(Material shown):
==========

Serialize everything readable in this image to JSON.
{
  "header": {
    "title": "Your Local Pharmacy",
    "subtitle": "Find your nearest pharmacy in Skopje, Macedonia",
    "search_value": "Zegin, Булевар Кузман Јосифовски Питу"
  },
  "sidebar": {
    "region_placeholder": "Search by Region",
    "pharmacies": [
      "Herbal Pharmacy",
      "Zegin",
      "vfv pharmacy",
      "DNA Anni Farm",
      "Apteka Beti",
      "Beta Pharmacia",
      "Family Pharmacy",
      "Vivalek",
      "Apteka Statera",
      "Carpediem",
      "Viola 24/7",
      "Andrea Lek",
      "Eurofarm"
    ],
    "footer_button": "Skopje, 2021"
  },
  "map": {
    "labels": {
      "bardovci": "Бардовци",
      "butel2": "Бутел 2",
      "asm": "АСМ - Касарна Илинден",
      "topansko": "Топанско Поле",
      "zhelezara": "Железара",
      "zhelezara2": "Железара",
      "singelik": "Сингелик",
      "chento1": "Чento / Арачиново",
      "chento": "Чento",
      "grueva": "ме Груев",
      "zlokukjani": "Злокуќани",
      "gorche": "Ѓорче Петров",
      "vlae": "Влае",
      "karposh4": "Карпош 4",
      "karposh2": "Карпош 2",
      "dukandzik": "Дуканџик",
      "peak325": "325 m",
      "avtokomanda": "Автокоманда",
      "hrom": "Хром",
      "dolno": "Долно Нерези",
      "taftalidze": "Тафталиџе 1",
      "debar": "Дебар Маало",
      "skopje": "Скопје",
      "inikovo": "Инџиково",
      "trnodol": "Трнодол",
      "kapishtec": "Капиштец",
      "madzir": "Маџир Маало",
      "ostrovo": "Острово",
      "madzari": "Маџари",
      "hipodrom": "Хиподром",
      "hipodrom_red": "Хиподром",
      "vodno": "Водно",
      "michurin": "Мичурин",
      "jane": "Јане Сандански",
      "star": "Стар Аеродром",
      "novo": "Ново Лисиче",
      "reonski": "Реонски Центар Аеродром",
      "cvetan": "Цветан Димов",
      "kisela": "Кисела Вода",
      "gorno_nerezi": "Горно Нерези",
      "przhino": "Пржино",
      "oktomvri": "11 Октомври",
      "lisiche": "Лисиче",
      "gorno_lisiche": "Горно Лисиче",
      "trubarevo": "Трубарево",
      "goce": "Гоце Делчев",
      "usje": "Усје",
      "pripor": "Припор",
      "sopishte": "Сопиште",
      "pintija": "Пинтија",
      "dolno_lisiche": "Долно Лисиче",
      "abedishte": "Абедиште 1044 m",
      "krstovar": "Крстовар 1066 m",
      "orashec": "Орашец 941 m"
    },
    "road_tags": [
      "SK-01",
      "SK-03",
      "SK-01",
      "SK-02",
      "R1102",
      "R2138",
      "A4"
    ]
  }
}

==========

(Requirements): Copy out each line exactly.

(Response to the task):
Serialize everything readable in this image to JSON.
{
  "header": {
    "title": "Your Local Pharmacy",
    "subtitle": "Find your nearest pharmacy in Skopje, Macedonia",
    "search_value": "Zegin, Булевар Кузман Јосифовски Питу"
  },
  "sidebar": {
    "region_placeholder": "Search by Region",
    "pharmacies": [
      "Herbal Pharmacy",
      "Zegin",
      "vfv pharmacy",
      "DNA Anni Farm",
      "Apteka Beti",
      "Beta Pharmacia",
      "Family Pharmacy",
      "Vivalek",
      "Apteka Statera",
      "Carpediem",
      "Viola 24/7",
      "Andrea Lek",
      "Eurofarm"
    ],
    "footer_button": "Skopje, 2021"
  },
  "map": {
    "labels": {
      "bardovci": "Бардовци",
      "butel2": "Бутел 2",
      "asm": "АСМ - Касарна Илинден",
      "topansko": "Топанско Поле",
      "zhelezara": "Железара",
      "zhelezara2": "Железара",
      "singelik": "Сингелик",
      "chento1": "Чento / Арачиново",
      "chento": "Чento",
      "grueva": "ме Груев",
      "zlokukjani": "Злокуќани",
      "gorche": "Ѓорче Петров",
      "vlae": "Влае",
      "karposh4": "Карпош 4",
      "karposh2": "Карпош 2",
      "dukandzik": "Дуканџик",
      "peak325": "325 m",
      "avtokomanda": "Автокоманда",
      "hrom": "Хром",
      "dolno": "Долно Нерези",
      "taftalidze": "Тафталиџе 1",
      "debar": "Дебар Маало",
      "skopje": "Скопје",
      "inikovo": "Инџиково",
      "trnodol": "Трнодол",
      "kapishtec": "Капиштец",
      "madzir": "Маџир Маало",
      "ostrovo": "Острово",
      "madzari": "Маџари",
      "hipodrom": "Хиподром",
      "hipodrom_red": "Хиподром",
      "vodno": "Водно",
      "michurin": "Мичурин",
      "jane": "Јане Сандански",
      "star": "Стар Аеродром",
      "novo": "Ново Лисиче",
      "reonski": "Реонски Центар Аеродром",
      "cvetan": "Цветан Димов",
      "kisela": "Кисела Вода",
      "gorno_nerezi": "Горно Нерези",
      "przhino": "Пржино",
      "oktomvri": "11 Октомври",
      "lisiche": "Лисиче",
      "gorno_lisiche": "Горно Лисиче",
      "trubarevo": "Трубарево",
      "goce": "Гоце Делчев",
      "usje": "Усје",
      "pripor": "Припор",
      "sopishte": "Сопиште",
      "pintija": "Пинтија",
      "dolno_lisiche": "Долно Лисиче",
      "abedishte": "Абедиште 1044 m",
      "krstovar": "Крстовар 1066 m",
      "orashec": "Орашец 941 m"
    },
    "road_tags": [
      "SK-01",
      "SK-03",
      "SK-01",
      "SK-02",
      "R1102",
      "R2138",
      "A4"
    ]
  }
}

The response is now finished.